> **Aim of the task**:
Reproduce the lines below word for word, starting with the first line and ending with the line that contains "heg-event-mark (338, 126, 341, 131)", including that line.

> **Data supplied**:
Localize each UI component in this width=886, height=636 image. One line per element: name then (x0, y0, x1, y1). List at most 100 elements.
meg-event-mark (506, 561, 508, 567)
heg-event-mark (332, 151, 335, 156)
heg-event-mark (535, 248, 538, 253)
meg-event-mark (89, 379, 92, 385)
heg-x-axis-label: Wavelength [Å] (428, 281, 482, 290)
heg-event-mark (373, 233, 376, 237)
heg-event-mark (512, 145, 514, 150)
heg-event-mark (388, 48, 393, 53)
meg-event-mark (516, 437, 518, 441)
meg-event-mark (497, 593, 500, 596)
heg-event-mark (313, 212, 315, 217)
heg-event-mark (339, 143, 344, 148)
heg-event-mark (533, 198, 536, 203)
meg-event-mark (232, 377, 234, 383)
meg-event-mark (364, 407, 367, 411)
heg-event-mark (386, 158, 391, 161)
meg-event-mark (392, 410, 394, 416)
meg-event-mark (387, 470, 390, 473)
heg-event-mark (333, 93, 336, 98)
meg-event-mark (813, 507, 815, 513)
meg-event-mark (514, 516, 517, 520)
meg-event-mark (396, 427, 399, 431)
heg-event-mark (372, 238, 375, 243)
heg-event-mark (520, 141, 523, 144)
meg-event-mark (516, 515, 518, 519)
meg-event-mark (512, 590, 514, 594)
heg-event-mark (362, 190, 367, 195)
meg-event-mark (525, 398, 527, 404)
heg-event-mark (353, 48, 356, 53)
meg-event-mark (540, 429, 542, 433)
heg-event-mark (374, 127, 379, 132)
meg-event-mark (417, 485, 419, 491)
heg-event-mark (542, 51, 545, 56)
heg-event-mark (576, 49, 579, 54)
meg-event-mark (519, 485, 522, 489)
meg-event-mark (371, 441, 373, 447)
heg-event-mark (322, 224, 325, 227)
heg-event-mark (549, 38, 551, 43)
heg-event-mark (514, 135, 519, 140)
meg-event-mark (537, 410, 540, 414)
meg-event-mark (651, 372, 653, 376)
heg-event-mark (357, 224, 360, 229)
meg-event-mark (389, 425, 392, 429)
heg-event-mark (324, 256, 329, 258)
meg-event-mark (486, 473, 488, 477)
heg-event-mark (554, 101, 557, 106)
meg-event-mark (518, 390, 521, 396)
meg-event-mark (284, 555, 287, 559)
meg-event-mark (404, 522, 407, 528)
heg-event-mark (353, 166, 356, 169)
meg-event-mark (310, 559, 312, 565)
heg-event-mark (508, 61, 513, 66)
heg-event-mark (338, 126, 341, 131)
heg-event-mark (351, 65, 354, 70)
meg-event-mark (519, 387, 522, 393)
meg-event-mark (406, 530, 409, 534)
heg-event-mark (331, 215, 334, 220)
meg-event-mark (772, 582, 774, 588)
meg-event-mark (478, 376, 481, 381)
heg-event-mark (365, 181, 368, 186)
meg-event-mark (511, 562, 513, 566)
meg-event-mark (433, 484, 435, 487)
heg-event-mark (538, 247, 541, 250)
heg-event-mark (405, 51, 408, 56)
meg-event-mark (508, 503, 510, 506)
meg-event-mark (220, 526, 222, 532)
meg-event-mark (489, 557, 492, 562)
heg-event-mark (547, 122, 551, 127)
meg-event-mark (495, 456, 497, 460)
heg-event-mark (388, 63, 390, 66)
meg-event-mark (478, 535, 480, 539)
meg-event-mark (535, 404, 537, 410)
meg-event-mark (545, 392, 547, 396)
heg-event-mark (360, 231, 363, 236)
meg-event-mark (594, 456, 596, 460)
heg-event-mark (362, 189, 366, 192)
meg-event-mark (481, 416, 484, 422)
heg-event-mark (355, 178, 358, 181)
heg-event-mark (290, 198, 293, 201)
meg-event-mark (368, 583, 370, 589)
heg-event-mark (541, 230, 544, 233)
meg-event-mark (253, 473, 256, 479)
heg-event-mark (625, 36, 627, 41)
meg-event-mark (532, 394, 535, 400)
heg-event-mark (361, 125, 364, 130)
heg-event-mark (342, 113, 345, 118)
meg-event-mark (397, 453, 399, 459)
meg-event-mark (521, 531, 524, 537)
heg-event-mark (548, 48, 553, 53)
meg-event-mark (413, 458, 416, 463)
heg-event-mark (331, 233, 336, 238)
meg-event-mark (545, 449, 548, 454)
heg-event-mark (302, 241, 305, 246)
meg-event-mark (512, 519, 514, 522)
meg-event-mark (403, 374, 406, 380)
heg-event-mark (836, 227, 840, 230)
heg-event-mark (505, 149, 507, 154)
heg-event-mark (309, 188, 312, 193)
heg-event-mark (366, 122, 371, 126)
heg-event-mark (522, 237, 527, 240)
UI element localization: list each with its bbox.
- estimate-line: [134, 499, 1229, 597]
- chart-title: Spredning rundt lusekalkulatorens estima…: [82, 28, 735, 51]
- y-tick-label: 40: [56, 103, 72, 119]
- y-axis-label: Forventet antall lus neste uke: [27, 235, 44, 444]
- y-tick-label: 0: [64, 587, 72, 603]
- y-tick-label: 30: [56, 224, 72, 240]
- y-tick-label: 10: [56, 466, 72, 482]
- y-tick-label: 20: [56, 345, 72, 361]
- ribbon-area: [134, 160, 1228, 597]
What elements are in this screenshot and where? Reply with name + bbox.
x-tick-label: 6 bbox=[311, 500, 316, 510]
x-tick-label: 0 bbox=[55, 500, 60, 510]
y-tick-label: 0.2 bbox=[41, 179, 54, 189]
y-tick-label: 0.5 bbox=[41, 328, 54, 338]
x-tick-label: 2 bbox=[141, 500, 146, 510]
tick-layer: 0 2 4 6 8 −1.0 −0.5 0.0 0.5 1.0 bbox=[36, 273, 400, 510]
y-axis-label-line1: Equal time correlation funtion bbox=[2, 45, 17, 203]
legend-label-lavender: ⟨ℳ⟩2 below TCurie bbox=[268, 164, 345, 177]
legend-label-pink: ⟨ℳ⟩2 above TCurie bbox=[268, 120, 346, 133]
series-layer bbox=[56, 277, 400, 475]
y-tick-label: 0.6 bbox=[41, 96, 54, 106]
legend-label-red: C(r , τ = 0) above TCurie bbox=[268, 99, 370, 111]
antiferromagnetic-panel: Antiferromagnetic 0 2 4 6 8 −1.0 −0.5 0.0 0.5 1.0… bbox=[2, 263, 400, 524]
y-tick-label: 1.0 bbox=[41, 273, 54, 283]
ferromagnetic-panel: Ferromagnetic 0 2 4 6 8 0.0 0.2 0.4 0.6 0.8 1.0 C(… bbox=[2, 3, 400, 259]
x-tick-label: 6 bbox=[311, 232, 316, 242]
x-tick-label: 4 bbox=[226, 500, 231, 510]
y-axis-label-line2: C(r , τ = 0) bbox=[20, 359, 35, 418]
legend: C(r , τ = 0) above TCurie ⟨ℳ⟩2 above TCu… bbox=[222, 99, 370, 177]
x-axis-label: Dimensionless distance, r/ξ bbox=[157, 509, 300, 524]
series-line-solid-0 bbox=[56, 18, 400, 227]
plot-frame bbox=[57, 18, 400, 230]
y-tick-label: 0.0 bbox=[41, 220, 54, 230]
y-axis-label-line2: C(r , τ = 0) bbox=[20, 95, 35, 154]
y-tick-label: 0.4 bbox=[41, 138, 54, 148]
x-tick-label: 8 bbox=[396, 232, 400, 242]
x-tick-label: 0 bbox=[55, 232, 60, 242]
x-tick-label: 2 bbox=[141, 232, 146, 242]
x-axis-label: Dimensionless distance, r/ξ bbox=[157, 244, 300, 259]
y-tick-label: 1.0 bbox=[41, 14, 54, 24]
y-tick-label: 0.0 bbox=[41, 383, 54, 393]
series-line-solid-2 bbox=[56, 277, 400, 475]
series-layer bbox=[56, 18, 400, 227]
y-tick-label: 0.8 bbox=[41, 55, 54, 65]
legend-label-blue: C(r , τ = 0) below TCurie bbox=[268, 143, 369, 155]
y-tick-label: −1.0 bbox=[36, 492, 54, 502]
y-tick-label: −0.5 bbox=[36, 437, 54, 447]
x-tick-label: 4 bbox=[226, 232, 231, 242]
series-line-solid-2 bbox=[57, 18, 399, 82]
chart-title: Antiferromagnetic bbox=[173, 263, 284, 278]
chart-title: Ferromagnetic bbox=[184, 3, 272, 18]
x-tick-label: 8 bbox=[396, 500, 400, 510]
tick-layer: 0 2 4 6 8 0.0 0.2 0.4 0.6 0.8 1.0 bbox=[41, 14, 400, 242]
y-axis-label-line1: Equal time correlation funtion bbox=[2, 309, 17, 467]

> **Exercise solution**:
Localize each UI component in this width=886, height=636 image. One line per element: name then (x0, y0, x1, y1). List at most 100 elements.
meg-event-mark (506, 561, 508, 567)
heg-event-mark (332, 151, 335, 156)
heg-event-mark (535, 248, 538, 253)
meg-event-mark (89, 379, 92, 385)
heg-x-axis-label: Wavelength [Å] (428, 281, 482, 290)
heg-event-mark (373, 233, 376, 237)
heg-event-mark (512, 145, 514, 150)
heg-event-mark (388, 48, 393, 53)
meg-event-mark (516, 437, 518, 441)
meg-event-mark (497, 593, 500, 596)
heg-event-mark (313, 212, 315, 217)
heg-event-mark (339, 143, 344, 148)
heg-event-mark (533, 198, 536, 203)
meg-event-mark (232, 377, 234, 383)
meg-event-mark (364, 407, 367, 411)
heg-event-mark (386, 158, 391, 161)
meg-event-mark (392, 410, 394, 416)
meg-event-mark (387, 470, 390, 473)
heg-event-mark (333, 93, 336, 98)
meg-event-mark (813, 507, 815, 513)
meg-event-mark (514, 516, 517, 520)
meg-event-mark (396, 427, 399, 431)
heg-event-mark (372, 238, 375, 243)
heg-event-mark (520, 141, 523, 144)
meg-event-mark (516, 515, 518, 519)
meg-event-mark (512, 590, 514, 594)
heg-event-mark (362, 190, 367, 195)
meg-event-mark (525, 398, 527, 404)
heg-event-mark (353, 48, 356, 53)
meg-event-mark (540, 429, 542, 433)
heg-event-mark (374, 127, 379, 132)
meg-event-mark (417, 485, 419, 491)
heg-event-mark (542, 51, 545, 56)
heg-event-mark (576, 49, 579, 54)
meg-event-mark (519, 485, 522, 489)
meg-event-mark (371, 441, 373, 447)
heg-event-mark (322, 224, 325, 227)
heg-event-mark (549, 38, 551, 43)
heg-event-mark (514, 135, 519, 140)
meg-event-mark (537, 410, 540, 414)
meg-event-mark (651, 372, 653, 376)
heg-event-mark (357, 224, 360, 229)
meg-event-mark (389, 425, 392, 429)
heg-event-mark (324, 256, 329, 258)
meg-event-mark (486, 473, 488, 477)
heg-event-mark (554, 101, 557, 106)
meg-event-mark (518, 390, 521, 396)
meg-event-mark (284, 555, 287, 559)
meg-event-mark (404, 522, 407, 528)
heg-event-mark (353, 166, 356, 169)
meg-event-mark (310, 559, 312, 565)
heg-event-mark (508, 61, 513, 66)
heg-event-mark (338, 126, 341, 131)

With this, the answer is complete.